### Brief
Omit the pictures from the entries below and retype everything else exactly.

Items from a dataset
• • •
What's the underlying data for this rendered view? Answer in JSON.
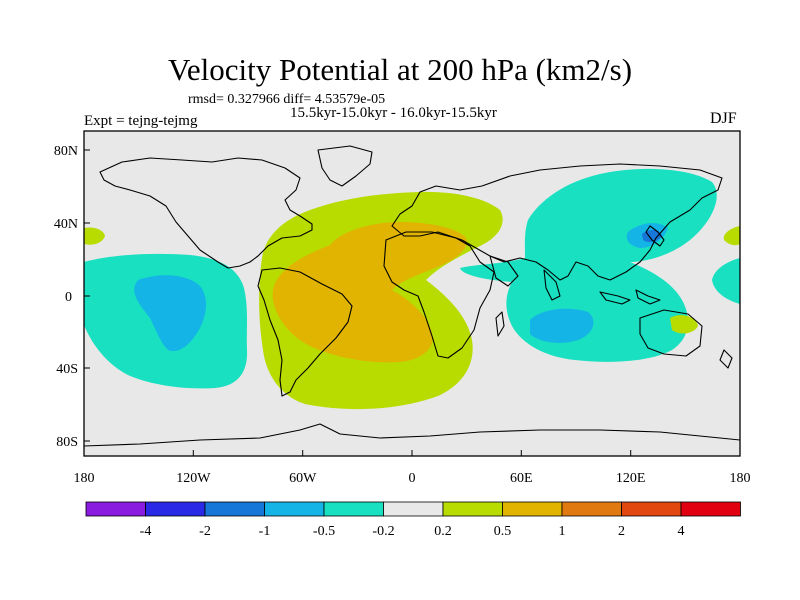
{
  "title": "Velocity Potential at 200 hPa (km2/s)",
  "stats": {
    "rmsd_label": "rmsd= 0.327966 diff= 4.53579e-05"
  },
  "periods": "15.5kyr-15.0kyr - 16.0kyr-15.5kyr",
  "experiment": "Expt = tejng-tejmg",
  "season": "DJF",
  "axes": {
    "x_labels": [
      "180",
      "120W",
      "60W",
      "0",
      "60E",
      "120E",
      "180"
    ],
    "y_labels": [
      "80N",
      "40N",
      "0",
      "40S",
      "80S"
    ]
  },
  "colorbar": {
    "colors": [
      "#8a1ce0",
      "#2a2ae6",
      "#1677d8",
      "#14b4e6",
      "#18e0c0",
      "#e8e8e8",
      "#b8dc00",
      "#e0b400",
      "#e07a10",
      "#e04810",
      "#e00010"
    ],
    "labels": [
      "-4",
      "-2",
      "-1",
      "-0.5",
      "-0.2",
      "0.2",
      "0.5",
      "1",
      "2",
      "4"
    ]
  },
  "palette": {
    "background": "#e8e8e8",
    "neg_weak": "#18e0c0",
    "neg_mid": "#14b4e6",
    "neg_strong": "#1677d8",
    "pos_weak": "#b8dc00",
    "pos_mid": "#e0b400"
  }
}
• • •
### Full solution
What's the underlying data for this rendered view? Answer in JSON.
{
  "title": "Velocity Potential at 200 hPa (km2/s)",
  "stats": {
    "rmsd_label": "rmsd= 0.327966 diff= 4.53579e-05"
  },
  "periods": "15.5kyr-15.0kyr - 16.0kyr-15.5kyr",
  "experiment": "Expt = tejng-tejmg",
  "season": "DJF",
  "axes": {
    "x_labels": [
      "180",
      "120W",
      "60W",
      "0",
      "60E",
      "120E",
      "180"
    ],
    "y_labels": [
      "80N",
      "40N",
      "0",
      "40S",
      "80S"
    ]
  },
  "colorbar": {
    "colors": [
      "#8a1ce0",
      "#2a2ae6",
      "#1677d8",
      "#14b4e6",
      "#18e0c0",
      "#e8e8e8",
      "#b8dc00",
      "#e0b400",
      "#e07a10",
      "#e04810",
      "#e00010"
    ],
    "labels": [
      "-4",
      "-2",
      "-1",
      "-0.5",
      "-0.2",
      "0.2",
      "0.5",
      "1",
      "2",
      "4"
    ]
  },
  "palette": {
    "background": "#e8e8e8",
    "neg_weak": "#18e0c0",
    "neg_mid": "#14b4e6",
    "neg_strong": "#1677d8",
    "pos_weak": "#b8dc00",
    "pos_mid": "#e0b400"
  }
}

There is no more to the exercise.